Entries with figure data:
>> start

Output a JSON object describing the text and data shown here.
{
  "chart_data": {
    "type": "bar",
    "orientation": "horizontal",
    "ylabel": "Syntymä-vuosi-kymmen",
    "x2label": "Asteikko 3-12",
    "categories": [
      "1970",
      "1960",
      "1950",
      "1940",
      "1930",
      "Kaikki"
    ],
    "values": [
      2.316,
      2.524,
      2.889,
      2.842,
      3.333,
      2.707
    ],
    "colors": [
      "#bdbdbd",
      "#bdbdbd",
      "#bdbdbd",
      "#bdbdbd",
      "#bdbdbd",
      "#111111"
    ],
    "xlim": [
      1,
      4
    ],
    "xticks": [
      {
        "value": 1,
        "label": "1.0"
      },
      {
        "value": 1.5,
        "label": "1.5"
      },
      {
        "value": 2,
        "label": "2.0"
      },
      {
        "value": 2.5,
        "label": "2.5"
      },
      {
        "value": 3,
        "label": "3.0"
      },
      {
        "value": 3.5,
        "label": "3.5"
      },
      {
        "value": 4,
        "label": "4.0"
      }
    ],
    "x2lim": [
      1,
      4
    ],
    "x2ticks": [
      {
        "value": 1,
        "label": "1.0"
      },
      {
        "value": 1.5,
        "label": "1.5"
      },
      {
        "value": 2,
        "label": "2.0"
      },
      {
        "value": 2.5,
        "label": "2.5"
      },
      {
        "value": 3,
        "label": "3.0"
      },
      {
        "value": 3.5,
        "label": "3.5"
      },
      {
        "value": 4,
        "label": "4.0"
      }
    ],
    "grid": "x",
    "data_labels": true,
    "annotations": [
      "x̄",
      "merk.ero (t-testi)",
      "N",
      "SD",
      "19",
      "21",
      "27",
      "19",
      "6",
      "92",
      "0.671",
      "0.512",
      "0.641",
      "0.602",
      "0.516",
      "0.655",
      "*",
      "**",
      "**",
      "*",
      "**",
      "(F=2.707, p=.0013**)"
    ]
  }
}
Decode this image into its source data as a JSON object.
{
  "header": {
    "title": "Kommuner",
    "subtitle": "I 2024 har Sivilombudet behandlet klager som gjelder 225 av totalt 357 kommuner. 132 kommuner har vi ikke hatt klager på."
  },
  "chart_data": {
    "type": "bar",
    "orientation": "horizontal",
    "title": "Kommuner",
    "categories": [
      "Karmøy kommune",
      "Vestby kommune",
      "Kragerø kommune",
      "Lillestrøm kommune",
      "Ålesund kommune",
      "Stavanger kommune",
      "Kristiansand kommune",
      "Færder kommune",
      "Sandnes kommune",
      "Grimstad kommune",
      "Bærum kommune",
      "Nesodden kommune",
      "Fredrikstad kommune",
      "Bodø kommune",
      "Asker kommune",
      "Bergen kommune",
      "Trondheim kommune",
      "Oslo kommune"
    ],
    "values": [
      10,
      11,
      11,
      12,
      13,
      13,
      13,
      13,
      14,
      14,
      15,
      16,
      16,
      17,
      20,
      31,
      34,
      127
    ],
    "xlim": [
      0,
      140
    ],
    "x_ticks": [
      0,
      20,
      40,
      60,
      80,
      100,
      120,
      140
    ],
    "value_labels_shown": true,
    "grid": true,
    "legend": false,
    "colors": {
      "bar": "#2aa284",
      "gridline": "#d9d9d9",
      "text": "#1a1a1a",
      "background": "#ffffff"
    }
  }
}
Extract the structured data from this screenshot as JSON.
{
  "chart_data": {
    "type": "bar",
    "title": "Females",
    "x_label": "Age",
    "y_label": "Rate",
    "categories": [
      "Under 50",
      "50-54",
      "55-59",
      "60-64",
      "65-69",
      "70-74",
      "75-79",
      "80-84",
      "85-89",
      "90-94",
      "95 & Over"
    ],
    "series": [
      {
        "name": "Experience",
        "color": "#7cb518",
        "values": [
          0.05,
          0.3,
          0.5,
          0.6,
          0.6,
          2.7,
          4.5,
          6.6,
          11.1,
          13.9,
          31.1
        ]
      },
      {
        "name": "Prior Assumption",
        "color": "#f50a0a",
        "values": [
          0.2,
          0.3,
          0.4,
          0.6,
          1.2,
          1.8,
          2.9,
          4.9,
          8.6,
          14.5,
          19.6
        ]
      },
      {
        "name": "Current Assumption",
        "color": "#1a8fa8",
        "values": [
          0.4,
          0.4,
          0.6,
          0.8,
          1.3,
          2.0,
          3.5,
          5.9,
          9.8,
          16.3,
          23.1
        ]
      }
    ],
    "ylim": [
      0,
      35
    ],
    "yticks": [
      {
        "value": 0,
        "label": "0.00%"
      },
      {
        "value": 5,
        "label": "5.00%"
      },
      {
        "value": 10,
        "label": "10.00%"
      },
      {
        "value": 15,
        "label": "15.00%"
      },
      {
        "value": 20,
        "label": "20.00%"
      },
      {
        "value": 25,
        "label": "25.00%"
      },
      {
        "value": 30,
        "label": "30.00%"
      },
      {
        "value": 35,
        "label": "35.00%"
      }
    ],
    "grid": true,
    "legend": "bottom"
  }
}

>> end

What to work on -
Retype the listing exactly, in full.

Answer for this exercise -
Output a JSON object describing the text and data shown here.
{
  "chart_data": {
    "type": "bar",
    "orientation": "horizontal",
    "ylabel": "Syntymä-vuosi-kymmen",
    "x2label": "Asteikko 3-12",
    "categories": [
      "1970",
      "1960",
      "1950",
      "1940",
      "1930",
      "Kaikki"
    ],
    "values": [
      2.316,
      2.524,
      2.889,
      2.842,
      3.333,
      2.707
    ],
    "colors": [
      "#bdbdbd",
      "#bdbdbd",
      "#bdbdbd",
      "#bdbdbd",
      "#bdbdbd",
      "#111111"
    ],
    "xlim": [
      1,
      4
    ],
    "xticks": [
      {
        "value": 1,
        "label": "1.0"
      },
      {
        "value": 1.5,
        "label": "1.5"
      },
      {
        "value": 2,
        "label": "2.0"
      },
      {
        "value": 2.5,
        "label": "2.5"
      },
      {
        "value": 3,
        "label": "3.0"
      },
      {
        "value": 3.5,
        "label": "3.5"
      },
      {
        "value": 4,
        "label": "4.0"
      }
    ],
    "x2lim": [
      1,
      4
    ],
    "x2ticks": [
      {
        "value": 1,
        "label": "1.0"
      },
      {
        "value": 1.5,
        "label": "1.5"
      },
      {
        "value": 2,
        "label": "2.0"
      },
      {
        "value": 2.5,
        "label": "2.5"
      },
      {
        "value": 3,
        "label": "3.0"
      },
      {
        "value": 3.5,
        "label": "3.5"
      },
      {
        "value": 4,
        "label": "4.0"
      }
    ],
    "grid": "x",
    "data_labels": true,
    "annotations": [
      "x̄",
      "merk.ero (t-testi)",
      "N",
      "SD",
      "19",
      "21",
      "27",
      "19",
      "6",
      "92",
      "0.671",
      "0.512",
      "0.641",
      "0.602",
      "0.516",
      "0.655",
      "*",
      "**",
      "**",
      "*",
      "**",
      "(F=2.707, p=.0013**)"
    ]
  }
}
Decode this image into its source data as a JSON object.
{
  "header": {
    "title": "Kommuner",
    "subtitle": "I 2024 har Sivilombudet behandlet klager som gjelder 225 av totalt 357 kommuner. 132 kommuner har vi ikke hatt klager på."
  },
  "chart_data": {
    "type": "bar",
    "orientation": "horizontal",
    "title": "Kommuner",
    "categories": [
      "Karmøy kommune",
      "Vestby kommune",
      "Kragerø kommune",
      "Lillestrøm kommune",
      "Ålesund kommune",
      "Stavanger kommune",
      "Kristiansand kommune",
      "Færder kommune",
      "Sandnes kommune",
      "Grimstad kommune",
      "Bærum kommune",
      "Nesodden kommune",
      "Fredrikstad kommune",
      "Bodø kommune",
      "Asker kommune",
      "Bergen kommune",
      "Trondheim kommune",
      "Oslo kommune"
    ],
    "values": [
      10,
      11,
      11,
      12,
      13,
      13,
      13,
      13,
      14,
      14,
      15,
      16,
      16,
      17,
      20,
      31,
      34,
      127
    ],
    "xlim": [
      0,
      140
    ],
    "x_ticks": [
      0,
      20,
      40,
      60,
      80,
      100,
      120,
      140
    ],
    "value_labels_shown": true,
    "grid": true,
    "legend": false,
    "colors": {
      "bar": "#2aa284",
      "gridline": "#d9d9d9",
      "text": "#1a1a1a",
      "background": "#ffffff"
    }
  }
}
Extract the structured data from this screenshot as JSON.
{
  "chart_data": {
    "type": "bar",
    "title": "Females",
    "x_label": "Age",
    "y_label": "Rate",
    "categories": [
      "Under 50",
      "50-54",
      "55-59",
      "60-64",
      "65-69",
      "70-74",
      "75-79",
      "80-84",
      "85-89",
      "90-94",
      "95 & Over"
    ],
    "series": [
      {
        "name": "Experience",
        "color": "#7cb518",
        "values": [
          0.05,
          0.3,
          0.5,
          0.6,
          0.6,
          2.7,
          4.5,
          6.6,
          11.1,
          13.9,
          31.1
        ]
      },
      {
        "name": "Prior Assumption",
        "color": "#f50a0a",
        "values": [
          0.2,
          0.3,
          0.4,
          0.6,
          1.2,
          1.8,
          2.9,
          4.9,
          8.6,
          14.5,
          19.6
        ]
      },
      {
        "name": "Current Assumption",
        "color": "#1a8fa8",
        "values": [
          0.4,
          0.4,
          0.6,
          0.8,
          1.3,
          2.0,
          3.5,
          5.9,
          9.8,
          16.3,
          23.1
        ]
      }
    ],
    "ylim": [
      0,
      35
    ],
    "yticks": [
      {
        "value": 0,
        "label": "0.00%"
      },
      {
        "value": 5,
        "label": "5.00%"
      },
      {
        "value": 10,
        "label": "10.00%"
      },
      {
        "value": 15,
        "label": "15.00%"
      },
      {
        "value": 20,
        "label": "20.00%"
      },
      {
        "value": 25,
        "label": "25.00%"
      },
      {
        "value": 30,
        "label": "30.00%"
      },
      {
        "value": 35,
        "label": "35.00%"
      }
    ],
    "grid": true,
    "legend": "bottom"
  }
}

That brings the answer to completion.